PROBLEM:
Copy every line in the records below that contains the word "each".

MATERIAL:
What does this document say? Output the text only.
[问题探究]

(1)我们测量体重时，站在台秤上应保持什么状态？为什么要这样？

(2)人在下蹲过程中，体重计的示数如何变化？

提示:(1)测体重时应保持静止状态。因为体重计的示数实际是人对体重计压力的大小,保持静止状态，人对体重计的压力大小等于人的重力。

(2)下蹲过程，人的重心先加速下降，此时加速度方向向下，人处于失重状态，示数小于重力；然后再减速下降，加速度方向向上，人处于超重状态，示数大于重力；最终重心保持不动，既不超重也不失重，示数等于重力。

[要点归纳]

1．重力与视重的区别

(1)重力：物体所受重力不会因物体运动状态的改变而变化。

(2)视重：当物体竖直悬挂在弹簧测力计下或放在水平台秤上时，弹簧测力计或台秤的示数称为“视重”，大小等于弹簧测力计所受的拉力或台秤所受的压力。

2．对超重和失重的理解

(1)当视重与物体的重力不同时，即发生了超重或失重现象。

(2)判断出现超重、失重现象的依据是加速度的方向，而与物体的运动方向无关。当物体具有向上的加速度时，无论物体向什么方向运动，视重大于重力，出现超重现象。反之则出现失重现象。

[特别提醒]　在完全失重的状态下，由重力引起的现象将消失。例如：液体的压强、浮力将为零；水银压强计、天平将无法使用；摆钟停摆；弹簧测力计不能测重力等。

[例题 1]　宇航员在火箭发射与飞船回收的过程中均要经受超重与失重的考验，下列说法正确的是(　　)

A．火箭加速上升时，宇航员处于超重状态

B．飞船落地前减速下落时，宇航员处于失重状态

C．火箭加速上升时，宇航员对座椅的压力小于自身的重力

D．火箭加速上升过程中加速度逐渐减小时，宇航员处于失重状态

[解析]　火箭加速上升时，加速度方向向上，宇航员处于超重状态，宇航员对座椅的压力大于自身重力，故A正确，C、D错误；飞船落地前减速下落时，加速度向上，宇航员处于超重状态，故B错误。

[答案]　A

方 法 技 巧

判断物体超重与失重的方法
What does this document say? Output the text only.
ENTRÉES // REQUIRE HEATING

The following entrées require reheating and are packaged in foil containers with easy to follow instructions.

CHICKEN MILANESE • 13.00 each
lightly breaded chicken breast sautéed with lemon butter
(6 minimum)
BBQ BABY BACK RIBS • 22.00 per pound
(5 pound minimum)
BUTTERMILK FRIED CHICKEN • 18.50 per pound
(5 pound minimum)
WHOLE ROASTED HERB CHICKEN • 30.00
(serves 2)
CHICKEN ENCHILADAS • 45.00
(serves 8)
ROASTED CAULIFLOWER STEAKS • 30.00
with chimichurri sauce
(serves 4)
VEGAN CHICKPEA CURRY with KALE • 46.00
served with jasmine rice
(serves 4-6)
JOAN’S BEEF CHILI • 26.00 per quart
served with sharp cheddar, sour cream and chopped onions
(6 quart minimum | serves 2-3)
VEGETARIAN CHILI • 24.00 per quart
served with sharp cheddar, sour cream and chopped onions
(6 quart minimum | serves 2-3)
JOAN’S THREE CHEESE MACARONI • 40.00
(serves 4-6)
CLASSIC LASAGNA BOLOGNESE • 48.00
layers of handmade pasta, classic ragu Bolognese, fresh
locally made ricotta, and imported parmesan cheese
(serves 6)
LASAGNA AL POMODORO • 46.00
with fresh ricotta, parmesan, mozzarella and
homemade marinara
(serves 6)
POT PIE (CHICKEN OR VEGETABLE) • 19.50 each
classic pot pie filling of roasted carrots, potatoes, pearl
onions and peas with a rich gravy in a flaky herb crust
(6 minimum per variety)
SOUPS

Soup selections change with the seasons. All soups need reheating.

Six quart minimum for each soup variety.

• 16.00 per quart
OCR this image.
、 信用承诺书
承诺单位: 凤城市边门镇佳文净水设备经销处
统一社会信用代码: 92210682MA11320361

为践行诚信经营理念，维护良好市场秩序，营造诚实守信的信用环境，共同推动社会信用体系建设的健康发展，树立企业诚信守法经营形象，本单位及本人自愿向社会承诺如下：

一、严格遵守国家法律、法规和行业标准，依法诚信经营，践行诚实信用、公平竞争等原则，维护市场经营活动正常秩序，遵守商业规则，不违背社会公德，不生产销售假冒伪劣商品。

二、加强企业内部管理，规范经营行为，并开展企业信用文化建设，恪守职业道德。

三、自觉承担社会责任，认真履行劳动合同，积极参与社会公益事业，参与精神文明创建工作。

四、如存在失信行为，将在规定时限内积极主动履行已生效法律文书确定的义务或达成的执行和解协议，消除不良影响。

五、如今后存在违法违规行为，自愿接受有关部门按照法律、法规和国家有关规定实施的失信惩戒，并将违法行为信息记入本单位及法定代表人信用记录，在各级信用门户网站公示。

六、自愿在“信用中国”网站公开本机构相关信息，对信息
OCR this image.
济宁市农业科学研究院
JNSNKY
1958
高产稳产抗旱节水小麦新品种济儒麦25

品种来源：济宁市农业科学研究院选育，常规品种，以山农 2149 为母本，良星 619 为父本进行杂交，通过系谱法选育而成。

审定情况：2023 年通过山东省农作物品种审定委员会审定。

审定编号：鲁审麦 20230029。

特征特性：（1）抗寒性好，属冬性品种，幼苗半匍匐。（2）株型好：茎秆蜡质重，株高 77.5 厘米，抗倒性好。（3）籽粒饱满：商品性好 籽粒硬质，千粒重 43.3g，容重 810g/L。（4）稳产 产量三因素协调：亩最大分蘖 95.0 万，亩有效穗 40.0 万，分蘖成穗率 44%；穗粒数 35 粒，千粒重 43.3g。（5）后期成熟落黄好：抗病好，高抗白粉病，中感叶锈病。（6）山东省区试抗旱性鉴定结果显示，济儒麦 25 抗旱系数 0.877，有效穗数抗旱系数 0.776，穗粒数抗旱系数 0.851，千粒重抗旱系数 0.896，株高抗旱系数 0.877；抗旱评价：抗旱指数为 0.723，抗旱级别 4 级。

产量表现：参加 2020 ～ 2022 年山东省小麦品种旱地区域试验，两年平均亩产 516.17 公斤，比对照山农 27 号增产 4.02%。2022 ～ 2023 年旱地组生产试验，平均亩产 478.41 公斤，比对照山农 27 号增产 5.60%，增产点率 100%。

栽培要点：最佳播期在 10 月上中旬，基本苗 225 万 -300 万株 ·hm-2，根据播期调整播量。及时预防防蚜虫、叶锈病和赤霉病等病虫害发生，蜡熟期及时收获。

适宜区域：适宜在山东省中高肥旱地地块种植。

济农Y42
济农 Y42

EXERCISE OUTPUT:
CHICKEN MILANESE • 13.00 each
POT PIE (CHICKEN OR VEGETABLE) • 19.50 each
Six quart minimum for each soup variety.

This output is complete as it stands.